**Information supplied:**
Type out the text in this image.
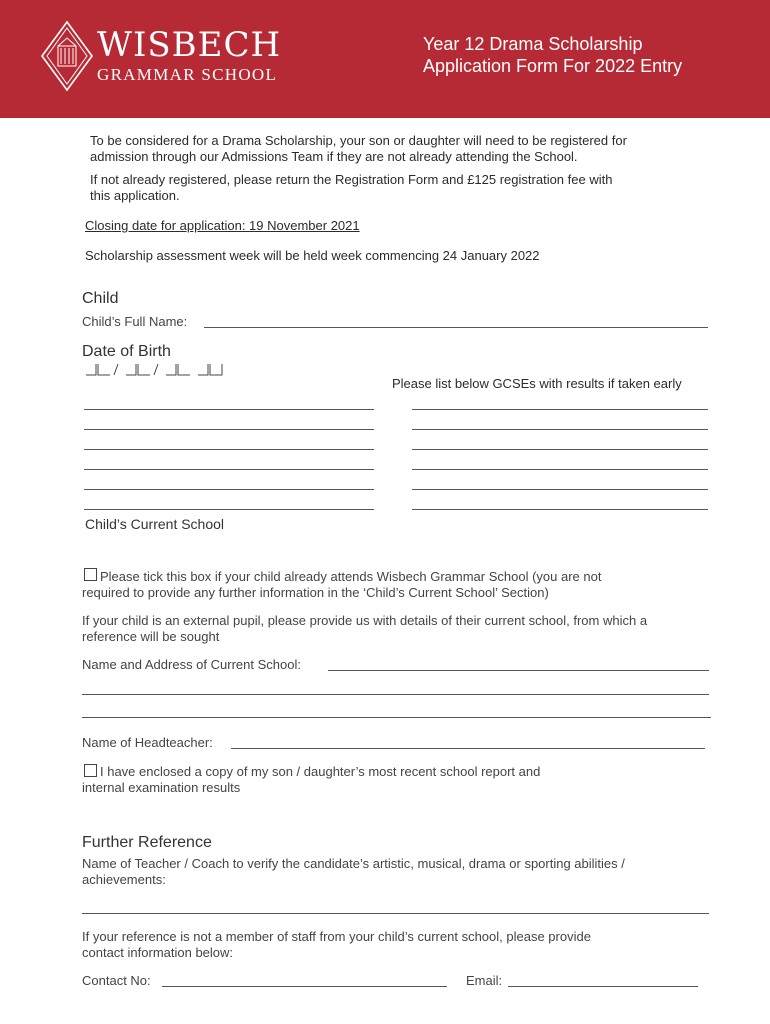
WISBECH
GRAMMAR SCHOOL
Year 12 Drama Scholarship
Application Form For 2022 Entry
To be considered for a Drama Scholarship, your son or daughter will need to be registered for
admission through our Admissions Team if they are not already attending the School.
If not already registered, please return the Registration Form and £125 registration fee with
this application.
Closing date for application: 19 November 2021
Scholarship assessment week will be held week commencing 24 January 2022
Child
Child’s Full Name:
Date of Birth
Please list below GCSEs with results if taken early
Child’s Current School
Please tick this box if your child already attends Wisbech Grammar School (you are not
required to provide any further information in the ‘Child’s Current School’ Section)
If your child is an external pupil, please provide us with details of their current school, from which a
reference will be sought
Name and Address of Current School:
Name of Headteacher:
I have enclosed a copy of my son / daughter’s most recent school report and
internal examination results
Further Reference
Name of Teacher / Coach to verify the candidate’s artistic, musical, drama or sporting abilities /
achievements:
If your reference is not a member of staff from your child’s current school, please provide
contact information below:
Contact No:	Email:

**Job:** Write the lines above out again exactly, without any of their pictures.

**Expected output:**
Type out the text in this image.
WISBECH
GRAMMAR SCHOOL
Year 12 Drama Scholarship
Application Form For 2022 Entry
To be considered for a Drama Scholarship, your son or daughter will need to be registered for
admission through our Admissions Team if they are not already attending the School.
If not already registered, please return the Registration Form and £125 registration fee with
this application.
Closing date for application: 19 November 2021
Scholarship assessment week will be held week commencing 24 January 2022
Child
Child’s Full Name:
Date of Birth
Please list below GCSEs with results if taken early
Child’s Current School
Please tick this box if your child already attends Wisbech Grammar School (you are not
required to provide any further information in the ‘Child’s Current School’ Section)
If your child is an external pupil, please provide us with details of their current school, from which a
reference will be sought
Name and Address of Current School:
Name of Headteacher:
I have enclosed a copy of my son / daughter’s most recent school report and
internal examination results
Further Reference
Name of Teacher / Coach to verify the candidate’s artistic, musical, drama or sporting abilities /
achievements:
If your reference is not a member of staff from your child’s current school, please provide
contact information below:
Contact No:	Email:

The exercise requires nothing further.